(Dataset entries)
>> START

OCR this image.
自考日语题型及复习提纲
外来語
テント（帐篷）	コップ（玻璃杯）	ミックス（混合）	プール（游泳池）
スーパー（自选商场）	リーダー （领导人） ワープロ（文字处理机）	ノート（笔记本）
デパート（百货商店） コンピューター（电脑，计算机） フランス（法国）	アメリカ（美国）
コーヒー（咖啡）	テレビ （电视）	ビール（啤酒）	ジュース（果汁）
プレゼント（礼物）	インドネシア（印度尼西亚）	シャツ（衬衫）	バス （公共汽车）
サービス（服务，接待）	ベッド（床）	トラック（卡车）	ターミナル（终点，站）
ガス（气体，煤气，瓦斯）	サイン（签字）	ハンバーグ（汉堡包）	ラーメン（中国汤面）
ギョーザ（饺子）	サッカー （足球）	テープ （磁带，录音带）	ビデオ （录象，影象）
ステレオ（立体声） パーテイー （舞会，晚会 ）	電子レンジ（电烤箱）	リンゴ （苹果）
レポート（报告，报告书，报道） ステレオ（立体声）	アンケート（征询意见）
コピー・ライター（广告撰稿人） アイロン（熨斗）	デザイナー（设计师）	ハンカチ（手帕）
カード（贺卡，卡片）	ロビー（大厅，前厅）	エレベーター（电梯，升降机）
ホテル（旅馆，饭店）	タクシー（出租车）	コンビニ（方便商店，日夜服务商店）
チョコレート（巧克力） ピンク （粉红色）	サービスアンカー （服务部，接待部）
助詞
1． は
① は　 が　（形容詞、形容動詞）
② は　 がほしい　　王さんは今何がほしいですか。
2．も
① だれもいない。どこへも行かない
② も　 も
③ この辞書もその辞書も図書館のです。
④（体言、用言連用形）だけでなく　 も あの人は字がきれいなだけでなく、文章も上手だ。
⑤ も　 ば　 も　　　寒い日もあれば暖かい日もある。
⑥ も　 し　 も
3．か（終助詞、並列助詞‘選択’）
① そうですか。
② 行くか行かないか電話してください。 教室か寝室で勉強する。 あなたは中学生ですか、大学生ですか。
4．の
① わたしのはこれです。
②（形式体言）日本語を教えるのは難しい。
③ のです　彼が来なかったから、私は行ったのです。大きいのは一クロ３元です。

>> END

### What is needed:
Work out how many lines of the listing above include the word "ステレオ". Reply with nothing but the count.

### Response to this task:
2